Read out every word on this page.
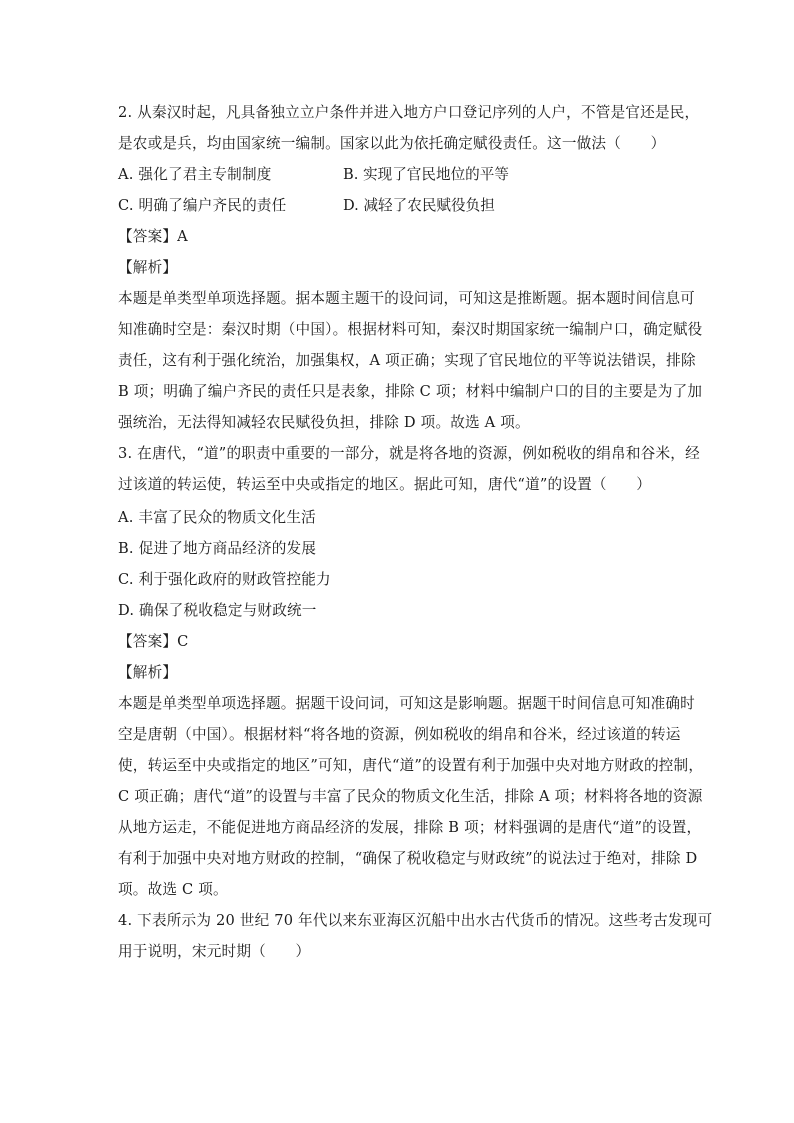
2. 从秦汉时起，凡具备独立立户条件并进入地方户口登记序列的人户，不管是官还是民，
是农或是兵，均由国家统一编制。国家以此为依托确定赋役责任。这一做法（　　）
A. 强化了君主专制制度	B. 实现了官民地位的平等
C. 明确了编户齐民的责任	D. 减轻了农民赋役负担
【答案】A
【解析】
本题是单类型单项选择题。据本题主题干的设问词，可知这是推断题。据本题时间信息可
知准确时空是：秦汉时期（中国）。根据材料可知，秦汉时期国家统一编制户口，确定赋役
责任，这有利于强化统治，加强集权，A 项正确；实现了官民地位的平等说法错误，排除
B 项；明确了编户齐民的责任只是表象，排除 C 项；材料中编制户口的目的主要是为了加
强统治，无法得知减轻农民赋役负担，排除 D 项。故选 A 项。
3. 在唐代，“道”的职责中重要的一部分，就是将各地的资源，例如税收的绢帛和谷米，经
过该道的转运使，转运至中央或指定的地区。据此可知，唐代“道”的设置（　　）
A. 丰富了民众的物质文化生活
B. 促进了地方商品经济的发展
C. 利于强化政府的财政管控能力
D. 确保了税收稳定与财政统一
【答案】C
【解析】
本题是单类型单项选择题。据题干设问词，可知这是影响题。据题干时间信息可知准确时
空是唐朝（中国）。根据材料“将各地的资源，例如税收的绢帛和谷米，经过该道的转运
使，转运至中央或指定的地区”可知，唐代“道”的设置有利于加强中央对地方财政的控制，
C 项正确；唐代“道”的设置与丰富了民众的物质文化生活，排除 A 项；材料将各地的资源
从地方运走，不能促进地方商品经济的发展，排除 B 项；材料强调的是唐代“道”的设置，
有利于加强中央对地方财政的控制，“确保了税收稳定与财政统”的说法过于绝对，排除 D
项。故选 C 项。
4. 下表所示为 20 世纪 70 年代以来东亚海区沉船中出水古代货币的情况。这些考古发现可
用于说明，宋元时期（　　）
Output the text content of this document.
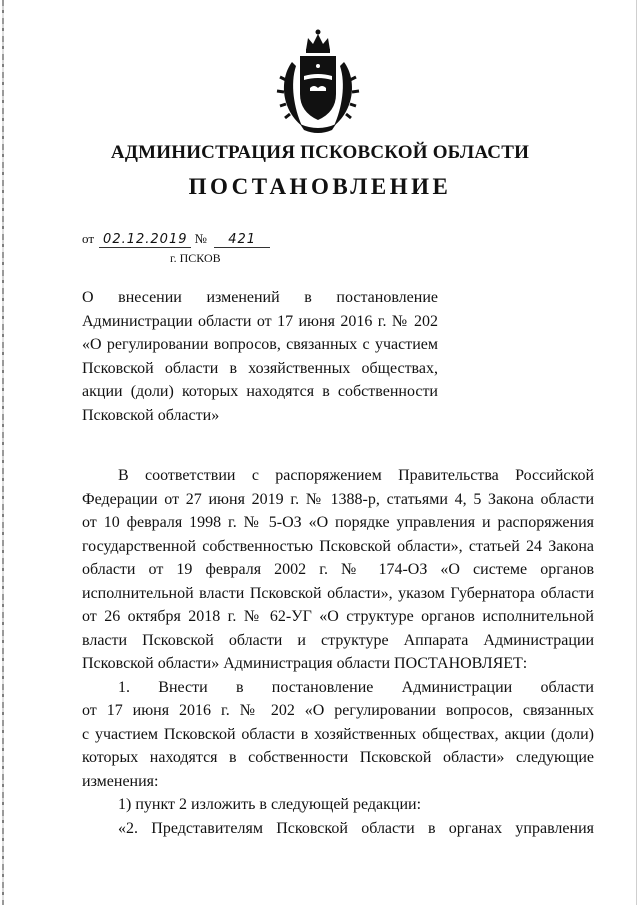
АДМИНИСТРАЦИЯ ПСКОВСКОЙ ОБЛАСТИ
ПОСТАНОВЛЕНИЕ
от 02.12.2019 № 421
г. ПСКОВ
О внесении изменений в постановление
Администрации области от 17 июня 2016 г. № 202
«О регулировании вопросов, связанных с участием
Псковской области в хозяйственных обществах,
акции (доли) которых находятся в собственности
Псковской области»
В соответствии с распоряжением Правительства Российской
Федерации от 27 июня 2019 г. № 1388-р, статьями 4, 5 Закона области
от 10 февраля 1998 г. № 5-ОЗ «О порядке управления и распоряжения
государственной собственностью Псковской области», статьей 24 Закона
области от 19 февраля 2002 г. № 174-ОЗ «О системе органов
исполнительной власти Псковской области», указом Губернатора области
от 26 октября 2018 г. № 62-УГ «О структуре органов исполнительной
власти Псковской области и структуре Аппарата Администрации
Псковской области» Администрация области ПОСТАНОВЛЯЕТ:
1. Внести в постановление Администрации области
от 17 июня 2016 г. № 202 «О регулировании вопросов, связанных
с участием Псковской области в хозяйственных обществах, акции (доли)
которых находятся в собственности Псковской области» следующие
изменения:
1) пункт 2 изложить в следующей редакции:
«2. Представителям Псковской области в органах управления
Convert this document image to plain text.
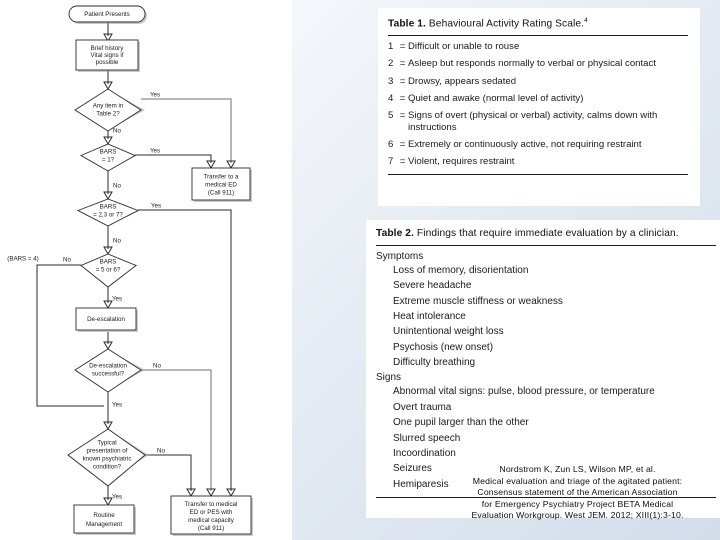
Yes
No
Yes
No
Yes
No
No
(BARS = 4)
Yes
No
Yes
No
Yes
Patient Presents
Brief history
Vital signs if
possible
Any item in
Table 2?
BARS
= 1?
Transfer to a
medical ED
(Call 911)
BARS
= 2,3 or 7?
BARS
= 5 or 6?
De-escalation
De-escalation
successful?
Typical
presentation of
known psychiatric
condition?
Routine
Management
Transfer to medical
ED or PES with
medical capacity
(Call 911)

Table 1. Behavioural Activity Rating Scale.$^4$

1 = Difficult or unable to rouse
2 = Asleep but responds normally to verbal or physical contact
3 = Drowsy, appears sedated
4 = Quiet and awake (normal level of activity)
5 = Signs of overt (physical or verbal) activity, calms down with instructions
6 = Extremely or continuously active, not requiring restraint
7 = Violent, requires restraint

Table 2. Findings that require immediate evaluation by a clinician.

Symptoms
Loss of memory, disorientation
Severe headache
Extreme muscle stiffness or weakness
Heat intolerance
Unintentional weight loss
Psychosis (new onset)
Difficulty breathing
Signs
Abnormal vital signs: pulse, blood pressure, or temperature
Overt trauma
One pupil larger than the other
Slurred speech
Incoordination
Seizures
Hemiparesis
Nordstrom K, Zun LS, Wilson MP, et al.
Medical evaluation and triage of the agitated patient:
Consensus statement of the American Association
for Emergency Psychiatry Project BETA Medical
Evaluation Workgroup. West JEM. 2012; XIII(1):3-10.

- Exercise -
Using the material above, set down every line exactly, but skip the pictures.

- The solution -
Read out every word on this page.
2. 从秦汉时起，凡具备独立立户条件并进入地方户口登记序列的人户，不管是官还是民，
是农或是兵，均由国家统一编制。国家以此为依托确定赋役责任。这一做法（　　）
A. 强化了君主专制制度	B. 实现了官民地位的平等
C. 明确了编户齐民的责任	D. 减轻了农民赋役负担
【答案】A
【解析】
本题是单类型单项选择题。据本题主题干的设问词，可知这是推断题。据本题时间信息可
知准确时空是：秦汉时期（中国）。根据材料可知，秦汉时期国家统一编制户口，确定赋役
责任，这有利于强化统治，加强集权，A 项正确；实现了官民地位的平等说法错误，排除
B 项；明确了编户齐民的责任只是表象，排除 C 项；材料中编制户口的目的主要是为了加
强统治，无法得知减轻农民赋役负担，排除 D 项。故选 A 项。
3. 在唐代，“道”的职责中重要的一部分，就是将各地的资源，例如税收的绢帛和谷米，经
过该道的转运使，转运至中央或指定的地区。据此可知，唐代“道”的设置（　　）
A. 丰富了民众的物质文化生活
B. 促进了地方商品经济的发展
C. 利于强化政府的财政管控能力
D. 确保了税收稳定与财政统一
【答案】C
【解析】
本题是单类型单项选择题。据题干设问词，可知这是影响题。据题干时间信息可知准确时
空是唐朝（中国）。根据材料“将各地的资源，例如税收的绢帛和谷米，经过该道的转运
使，转运至中央或指定的地区”可知，唐代“道”的设置有利于加强中央对地方财政的控制，
C 项正确；唐代“道”的设置与丰富了民众的物质文化生活，排除 A 项；材料将各地的资源
从地方运走，不能促进地方商品经济的发展，排除 B 项；材料强调的是唐代“道”的设置，
有利于加强中央对地方财政的控制，“确保了税收稳定与财政统”的说法过于绝对，排除 D
项。故选 C 项。
4. 下表所示为 20 世纪 70 年代以来东亚海区沉船中出水古代货币的情况。这些考古发现可
用于说明，宋元时期（　　）
Output the text content of this document.
АДМИНИСТРАЦИЯ ПСКОВСКОЙ ОБЛАСТИ
ПОСТАНОВЛЕНИЕ
от 02.12.2019 № 421
г. ПСКОВ
О внесении изменений в постановление
Администрации области от 17 июня 2016 г. № 202
«О регулировании вопросов, связанных с участием
Псковской области в хозяйственных обществах,
акции (доли) которых находятся в собственности
Псковской области»
В соответствии с распоряжением Правительства Российской
Федерации от 27 июня 2019 г. № 1388-р, статьями 4, 5 Закона области
от 10 февраля 1998 г. № 5-ОЗ «О порядке управления и распоряжения
государственной собственностью Псковской области», статьей 24 Закона
области от 19 февраля 2002 г. № 174-ОЗ «О системе органов
исполнительной власти Псковской области», указом Губернатора области
от 26 октября 2018 г. № 62-УГ «О структуре органов исполнительной
власти Псковской области и структуре Аппарата Администрации
Псковской области» Администрация области ПОСТАНОВЛЯЕТ:
1. Внести в постановление Администрации области
от 17 июня 2016 г. № 202 «О регулировании вопросов, связанных
с участием Псковской области в хозяйственных обществах, акции (доли)
которых находятся в собственности Псковской области» следующие
изменения:
1) пункт 2 изложить в следующей редакции:
«2. Представителям Псковской области в органах управления
Convert this document image to plain text.
Yes
No
Yes
No
Yes
No
No
(BARS = 4)
Yes
No
Yes
No
Yes
Patient Presents
Brief history
Vital signs if
possible
Any item in
Table 2?
BARS
= 1?
Transfer to a
medical ED
(Call 911)
BARS
= 2,3 or 7?
BARS
= 5 or 6?
De-escalation
De-escalation
successful?
Typical
presentation of
known psychiatric
condition?
Routine
Management
Transfer to medical
ED or PES with
medical capacity
(Call 911)

Table 1. Behavioural Activity Rating Scale.$^4$

1 = Difficult or unable to rouse
2 = Asleep but responds normally to verbal or physical contact
3 = Drowsy, appears sedated
4 = Quiet and awake (normal level of activity)
5 = Signs of overt (physical or verbal) activity, calms down with instructions
6 = Extremely or continuously active, not requiring restraint
7 = Violent, requires restraint

Table 2. Findings that require immediate evaluation by a clinician.

Symptoms
Loss of memory, disorientation
Severe headache
Extreme muscle stiffness or weakness
Heat intolerance
Unintentional weight loss
Psychosis (new onset)
Difficulty breathing
Signs
Abnormal vital signs: pulse, blood pressure, or temperature
Overt trauma
One pupil larger than the other
Slurred speech
Incoordination
Seizures
Hemiparesis
Nordstrom K, Zun LS, Wilson MP, et al.
Medical evaluation and triage of the agitated patient:
Consensus statement of the American Association
for Emergency Psychiatry Project BETA Medical
Evaluation Workgroup. West JEM. 2012; XIII(1):3-10.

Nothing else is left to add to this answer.